9. Indemnification; Contribution.
(a) Indemnification by the Company. The Company
agrees to indemnify and hold harmless each Holder, its directors, officers,
partners, employees, advisors and agents, and each Person who controls (within
the meaning of the Act) such Holder, to the full extent permitted by law, from
and against any and all losses, claims, damages, expenses (including, without
limitation, reasonable costs of investigation and fees, disbursements and other
charges of counsel) or other liabilities resulting from or arising out of or
based upon any untrue, or alleged untrue, statement of a material fact contained
in any registration statement, prospectus or preliminary prospectus or
notification or offering circular (as amended or supplemented if the Company
shall have furnished any amendments or supplements thereto) or arising out of or
based upon any omission or alleged omission to state therein a material fact
required to be stated therein or necessary to make the statements therein not
misleading, except insofar as the same are caused by or contained in any
information with respect to such Holder or its affiliates furnished in writing
to the Company by such Holder or its affiliates expressly for use therein. The
Company shall also indemnify any underwriters of the Registrable Securities,
their officers, directors and employees, and each Person who controls any such
underwriter (within the meaning of the Act) to the same extent as provided above
with respect to the indemnification of the Holders of Registrable Securities.

————

Set problem 1. In the listing, switch "add-note-icon" to "insert-note-icon" in the stretch from the line containing "clip-thumbnail: ⚙ +♪ [719,632,881,704]" through the line containing "clip-cell[interactable]: ⚙ +♪ FX 2 Quantum". Return only those lines, with everything else left unchanged.
Set problem 2. Proceed with the indemnification clause from the point where it stops.

————

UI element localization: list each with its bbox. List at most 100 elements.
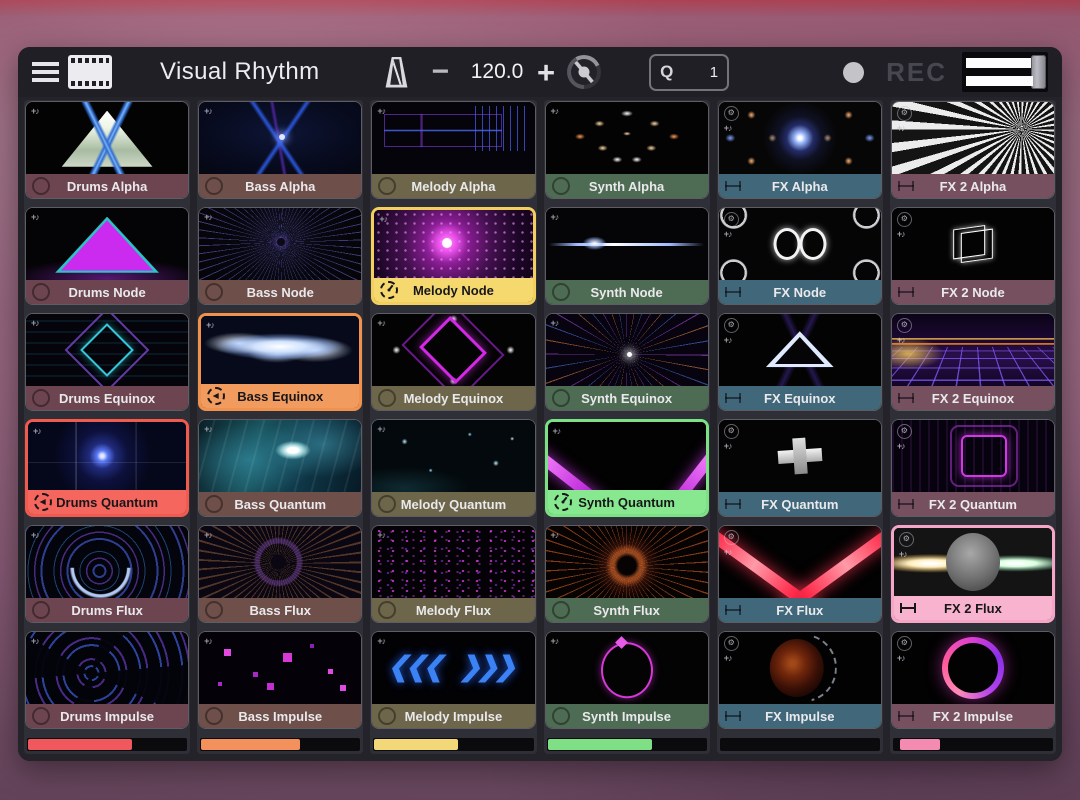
clip-thumbnail: ⚙ +♪ [719,632,881,704]
app-title: Visual Rhythm [160,58,320,86]
add-note-icon: +♪ [897,441,905,451]
play-mode-icon [725,393,741,403]
clip-label-bar: Drums Quantum [28,490,186,514]
add-note-icon: +♪ [377,530,385,540]
clip-cell[interactable]: ⚙ +♪ FX 2 Quantum [891,419,1055,517]
bpm-decrease-button[interactable]: − [432,57,450,87]
clip-cell[interactable]: ⚙ +♪ Bass Equinox [198,313,362,411]
play-mode-icon [552,177,570,195]
clip-cell[interactable]: ⚙ +♪ Drums Flux [25,525,189,623]
clip-cell[interactable]: ⚙ +♪ Synth Equinox [545,313,709,411]
clip-cell[interactable]: ⚙ +♪ Bass Flux [198,525,362,623]
play-mode-icon [205,177,223,195]
clip-cell[interactable]: ⚙ +♪ Bass Alpha [198,101,362,199]
play-mode-icon [554,493,572,511]
clip-cell[interactable]: ⚙ +♪ Drums Equinox [25,313,189,411]
clip-thumbnail: ⚙ +♪ [719,526,881,598]
master-fader[interactable] [962,52,1048,92]
clip-artwork [199,208,361,280]
clip-label-bar: Bass Node [199,280,361,304]
clip-label-bar: FX Impulse [719,704,881,728]
clip-cell[interactable]: ⚙ +♪ FX Alpha [718,101,882,199]
clip-artwork [372,314,534,386]
clip-cell[interactable]: ⚙ +♪ Melody Node [371,207,535,305]
tap-tempo-dial-icon[interactable] [567,55,601,89]
clip-cell[interactable]: ⚙ +♪ FX 2 Impulse [891,631,1055,729]
clip-cell[interactable]: ⚙ +♪ FX 2 Equinox [891,313,1055,411]
clip-artwork [719,102,881,174]
clip-thumbnail: ⚙ +♪ [374,210,532,278]
clip-cell[interactable]: ⚙ +♪ Melody Alpha [371,101,535,199]
clip-thumbnail: ⚙ +♪ [199,208,361,280]
record-button[interactable] [843,62,864,83]
bpm-increase-button[interactable]: + [537,57,555,88]
clip-grid: ⚙ +♪ Drums Alpha ⚙ +♪ Drums Node ⚙ +♪ Dr… [18,97,1062,761]
clip-cell[interactable]: ⚙ +♪ Melody Quantum [371,419,535,517]
clip-label-bar: Melody Equinox [372,386,534,410]
clip-label: Synth Flux [546,603,708,618]
clip-label-bar: Drums Equinox [26,386,188,410]
clip-cell[interactable]: ⚙ +♪ Drums Quantum [25,419,189,517]
filmstrip-icon[interactable] [68,55,112,89]
clip-cell[interactable]: ⚙ +♪ Bass Node [198,207,362,305]
clip-cell[interactable]: ⚙ +♪ FX Equinox [718,313,882,411]
clip-artwork [546,632,708,704]
clip-label-bar: Drums Flux [26,598,188,622]
clip-cell[interactable]: ⚙ +♪ Synth Quantum [545,419,709,517]
add-note-icon: +♪ [551,530,559,540]
clip-label-bar: FX Alpha [719,174,881,198]
clip-cell[interactable]: ⚙ +♪ Bass Impulse [198,631,362,729]
gear-icon: ⚙ [724,106,739,121]
clip-cell[interactable]: ⚙ +♪ Synth Impulse [545,631,709,729]
clip-cell[interactable]: ⚙ +♪ Synth Flux [545,525,709,623]
clip-cell[interactable]: ⚙ +♪ Drums Alpha [25,101,189,199]
clip-label-bar: FX 2 Node [892,280,1054,304]
clip-label-bar: Melody Alpha [372,174,534,198]
add-note-icon: +♪ [31,212,39,222]
bpm-value[interactable]: 120.0 [465,60,529,84]
clip-cell[interactable]: ⚙ +♪ Bass Quantum [198,419,362,517]
clip-artwork [892,314,1054,386]
play-mode-icon [205,601,223,619]
clip-label: FX 2 Alpha [892,179,1054,194]
clip-artwork [199,420,361,492]
clip-cell[interactable]: ⚙ +♪ Melody Equinox [371,313,535,411]
clip-cell[interactable]: ⚙ +♪ Drums Node [25,207,189,305]
play-mode-icon [378,495,396,513]
clip-cell[interactable]: ⚙ +♪ FX 2 Flux [891,525,1055,623]
clip-cell[interactable]: ⚙ +♪ Synth Node [545,207,709,305]
clip-cell[interactable]: ⚙ +♪ FX Node [718,207,882,305]
clip-label-bar: FX Node [719,280,881,304]
clip-cell[interactable]: ⚙ +♪ Synth Alpha [545,101,709,199]
metronome-icon[interactable] [384,57,410,88]
clip-label: Synth Impulse [546,709,708,724]
play-mode-icon [205,283,223,301]
clip-cell[interactable]: ⚙ +♪ Melody Impulse [371,631,535,729]
clip-cell[interactable]: ⚙ +♪ FX Quantum [718,419,882,517]
clip-cell[interactable]: ⚙ +♪ Drums Impulse [25,631,189,729]
clip-label-bar: Bass Quantum [199,492,361,516]
play-mode-icon [898,181,914,191]
clip-artwork [26,526,188,598]
clip-cell[interactable]: ⚙ +♪ Melody Flux [371,525,535,623]
add-note-icon: +♪ [204,636,212,646]
clip-column-fx-2: ⚙ +♪ FX 2 Alpha ⚙ +♪ FX 2 Node ⚙ +♪ FX 2… [890,100,1056,754]
clip-label: Drums Equinox [26,391,188,406]
clip-artwork [199,526,361,598]
clip-label: FX 2 Node [892,285,1054,300]
master-fader-handle[interactable] [1031,55,1046,89]
clip-cell[interactable]: ⚙ +♪ FX Flux [718,525,882,623]
add-note-icon: +♪ [31,636,39,646]
clip-label: Drums Node [26,285,188,300]
clip-cell[interactable]: ⚙ +♪ FX 2 Node [891,207,1055,305]
menu-icon[interactable] [32,62,59,82]
clip-cell[interactable]: ⚙ +♪ FX Impulse [718,631,882,729]
column-progress-fill [900,739,940,750]
clip-thumbnail: ⚙ +♪ [372,526,534,598]
clip-label: FX Node [719,285,881,300]
quantize-box[interactable]: Q 1 [649,54,729,91]
clip-thumbnail: ⚙ +♪ [372,632,534,704]
clip-artwork [372,526,534,598]
clip-cell[interactable]: ⚙ +♪ FX 2 Alpha [891,101,1055,199]
clip-column-bass: ⚙ +♪ Bass Alpha ⚙ +♪ Bass Node ⚙ +♪ Bass… [197,100,363,754]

————

Task output 1.
clip-thumbnail: ⚙ +♪ [719,632,881,704]
app-title: Visual Rhythm [160,58,320,86]
insert-note-icon: +♪ [897,441,905,451]
play-mode-icon [725,393,741,403]
clip-label-bar: Drums Quantum [28,490,186,514]
insert-note-icon: +♪ [377,530,385,540]
clip-cell[interactable]: ⚙ +♪ FX 2 Quantum [891,419,1055,517]

Task output 2.
(b) Indemnification by Holders. In connection with
any registration in which a Holder is participating pursuant to Section 3 or 4,
each such Holder shall furnish to the Company in writing such information with
respect to such Holder as the Company may reasonably request or as may be
required by law for use in connection with any registration statement or
prospectus to be used in connection with such registration and each Holder
agrees to indemnify and hold harmless the Company, any underwriter retained by
the Company and their respective directors, officers, employees and each Person
who controls (within the meaning of the Act) the Company or such underwriter to
the same extent as the foregoing indemnity from the Company to the Holders
(subject to the proviso to this sentence and applicable law), but only with
respect to any such information furnished in writing by such Holder expressly
for use therein; provided, however, that the liability of any Holder under this
Section 9(b) shall be limited to the amount of the net proceeds received by such
Holder in the offering giving rise to such liability.
(c) Conduct of Indemnification Proceedings. Any
Person entitled to indemnification hereunder (the "Indemnified Party") agrees to
give prompt written notice to the indemnifying party (the "Indemnifying Party")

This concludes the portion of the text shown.